» The problem: Please output every line of the material as it stands, without the pictures.

» Supplied records:
------------------------------
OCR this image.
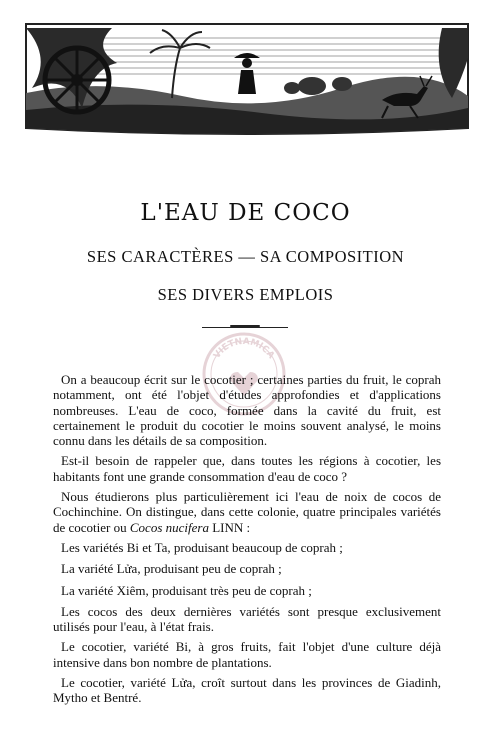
L'EAU DE COCO

SES CARACTÈRES — SA COMPOSITION

SES DIVERS EMPLOIS

VIETNAMICA

On a beaucoup écrit sur le cocotier ; certaines parties du fruit, le coprah notamment, ont été l'objet d'études approfondies et d'applications nombreuses. L'eau de coco, formée dans la cavité du fruit, est certainement le produit du cocotier le moins souvent analysé, le moins connu dans les détails de sa composition.

Est-il besoin de rappeler que, dans toutes les régions à cocotier, les habitants font une grande consommation d'eau de coco ?

Nous étudierons plus particulièrement ici l'eau de noix de cocos de Cochinchine. On distingue, dans cette colonie, quatre principales variétés de cocotier ou Cocos nucifera LINN :

Les variétés Bi et Ta, produisant beaucoup de coprah ;

La variété Lửa, produisant peu de coprah ;

La variété Xiêm, produisant très peu de coprah ;

Les cocos des deux dernières variétés sont presque exclusivement utilisés pour l'eau, à l'état frais.

Le cocotier, variété Bi, à gros fruits, fait l'objet d'une culture déjà intensive dans bon nombre de plantations.

Le cocotier, variété Lửa, croît surtout dans les provinces de Giadinh, Mytho et Bentré.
------------------------------
» Full response:
OCR this image.
L'EAU DE COCO

SES CARACTÈRES — SA COMPOSITION

SES DIVERS EMPLOIS

VIETNAMICA

On a beaucoup écrit sur le cocotier ; certaines parties du fruit, le coprah notamment, ont été l'objet d'études approfondies et d'applications nombreuses. L'eau de coco, formée dans la cavité du fruit, est certainement le produit du cocotier le moins souvent analysé, le moins connu dans les détails de sa composition.

Est-il besoin de rappeler que, dans toutes les régions à cocotier, les habitants font une grande consommation d'eau de coco ?

Nous étudierons plus particulièrement ici l'eau de noix de cocos de Cochinchine. On distingue, dans cette colonie, quatre principales variétés de cocotier ou Cocos nucifera LINN :

Les variétés Bi et Ta, produisant beaucoup de coprah ;

La variété Lửa, produisant peu de coprah ;

La variété Xiêm, produisant très peu de coprah ;

Les cocos des deux dernières variétés sont presque exclusivement utilisés pour l'eau, à l'état frais.

Le cocotier, variété Bi, à gros fruits, fait l'objet d'une culture déjà intensive dans bon nombre de plantations.

Le cocotier, variété Lửa, croît surtout dans les provinces de Giadinh, Mytho et Bentré.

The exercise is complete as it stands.